◆ Provided data
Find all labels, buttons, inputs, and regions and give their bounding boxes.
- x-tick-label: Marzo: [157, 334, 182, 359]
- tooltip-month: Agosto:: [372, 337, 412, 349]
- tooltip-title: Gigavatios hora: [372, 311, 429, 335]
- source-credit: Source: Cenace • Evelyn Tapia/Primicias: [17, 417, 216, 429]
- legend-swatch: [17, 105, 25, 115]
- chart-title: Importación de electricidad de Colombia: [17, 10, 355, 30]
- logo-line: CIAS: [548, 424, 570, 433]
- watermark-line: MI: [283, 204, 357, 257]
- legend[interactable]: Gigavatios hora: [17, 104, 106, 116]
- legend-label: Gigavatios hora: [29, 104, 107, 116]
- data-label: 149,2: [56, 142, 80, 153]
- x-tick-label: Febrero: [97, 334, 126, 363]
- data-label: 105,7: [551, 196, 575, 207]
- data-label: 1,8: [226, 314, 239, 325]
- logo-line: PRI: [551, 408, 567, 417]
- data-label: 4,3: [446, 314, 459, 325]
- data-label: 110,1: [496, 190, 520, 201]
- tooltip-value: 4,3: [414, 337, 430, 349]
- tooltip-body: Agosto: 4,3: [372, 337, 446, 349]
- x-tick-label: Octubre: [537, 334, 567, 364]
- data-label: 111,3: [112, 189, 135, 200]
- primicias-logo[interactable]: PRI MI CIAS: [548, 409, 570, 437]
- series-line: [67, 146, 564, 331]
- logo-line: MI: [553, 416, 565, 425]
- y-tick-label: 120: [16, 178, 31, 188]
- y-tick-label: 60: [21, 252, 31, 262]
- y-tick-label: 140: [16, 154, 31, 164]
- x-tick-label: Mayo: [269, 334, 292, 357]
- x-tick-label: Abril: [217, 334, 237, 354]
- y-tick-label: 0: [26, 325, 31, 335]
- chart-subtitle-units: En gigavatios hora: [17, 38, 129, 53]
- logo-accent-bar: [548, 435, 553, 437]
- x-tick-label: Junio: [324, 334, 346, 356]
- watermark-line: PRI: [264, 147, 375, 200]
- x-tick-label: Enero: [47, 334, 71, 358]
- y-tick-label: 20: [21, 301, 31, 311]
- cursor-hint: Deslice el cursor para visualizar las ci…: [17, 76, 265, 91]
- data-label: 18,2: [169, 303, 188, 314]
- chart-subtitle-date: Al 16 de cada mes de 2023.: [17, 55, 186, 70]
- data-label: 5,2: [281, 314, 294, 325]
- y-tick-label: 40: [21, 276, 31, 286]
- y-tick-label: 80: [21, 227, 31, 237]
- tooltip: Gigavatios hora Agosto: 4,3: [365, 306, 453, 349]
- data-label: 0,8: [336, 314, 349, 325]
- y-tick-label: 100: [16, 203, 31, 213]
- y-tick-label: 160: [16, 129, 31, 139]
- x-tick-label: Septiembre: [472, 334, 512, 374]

◆ Given instruction
Reproduce every entry above word for word, keeping each line in its original order with its coordinates unchanged.

◆ Solution for this task
Find all labels, buttons, inputs, and regions and give their bounding boxes.
- x-tick-label: Marzo: [157, 334, 182, 359]
- tooltip-month: Agosto:: [372, 337, 412, 349]
- tooltip-title: Gigavatios hora: [372, 311, 429, 335]
- source-credit: Source: Cenace • Evelyn Tapia/Primicias: [17, 417, 216, 429]
- legend-swatch: [17, 105, 25, 115]
- chart-title: Importación de electricidad de Colombia: [17, 10, 355, 30]
- logo-line: CIAS: [548, 424, 570, 433]
- watermark-line: MI: [283, 204, 357, 257]
- legend[interactable]: Gigavatios hora: [17, 104, 106, 116]
- legend-label: Gigavatios hora: [29, 104, 107, 116]
- data-label: 149,2: [56, 142, 80, 153]
- x-tick-label: Febrero: [97, 334, 126, 363]
- data-label: 105,7: [551, 196, 575, 207]
- data-label: 1,8: [226, 314, 239, 325]
- logo-line: PRI: [551, 408, 567, 417]
- data-label: 4,3: [446, 314, 459, 325]
- data-label: 110,1: [496, 190, 520, 201]
- tooltip-value: 4,3: [414, 337, 430, 349]
- tooltip-body: Agosto: 4,3: [372, 337, 446, 349]
- x-tick-label: Octubre: [537, 334, 567, 364]
- data-label: 111,3: [112, 189, 135, 200]
- primicias-logo[interactable]: PRI MI CIAS: [548, 409, 570, 437]
- series-line: [67, 146, 564, 331]
- logo-line: MI: [553, 416, 565, 425]
- y-tick-label: 120: [16, 178, 31, 188]
- y-tick-label: 60: [21, 252, 31, 262]
- y-tick-label: 140: [16, 154, 31, 164]
- x-tick-label: Mayo: [269, 334, 292, 357]
- x-tick-label: Abril: [217, 334, 237, 354]
- y-tick-label: 0: [26, 325, 31, 335]
- chart-subtitle-units: En gigavatios hora: [17, 38, 129, 53]
- logo-accent-bar: [548, 435, 553, 437]
- x-tick-label: Junio: [324, 334, 346, 356]
- watermark-line: PRI: [264, 147, 375, 200]
- x-tick-label: Enero: [47, 334, 71, 358]
- y-tick-label: 20: [21, 301, 31, 311]
- cursor-hint: Deslice el cursor para visualizar las ci…: [17, 76, 265, 91]
- data-label: 18,2: [169, 303, 188, 314]
- chart-subtitle-date: Al 16 de cada mes de 2023.: [17, 55, 186, 70]
- data-label: 5,2: [281, 314, 294, 325]
- y-tick-label: 40: [21, 276, 31, 286]
- y-tick-label: 80: [21, 227, 31, 237]
- tooltip: Gigavatios hora Agosto: 4,3: [365, 306, 453, 349]
- data-label: 0,8: [336, 314, 349, 325]
- y-tick-label: 100: [16, 203, 31, 213]
- y-tick-label: 160: [16, 129, 31, 139]
- x-tick-label: Septiembre: [472, 334, 512, 374]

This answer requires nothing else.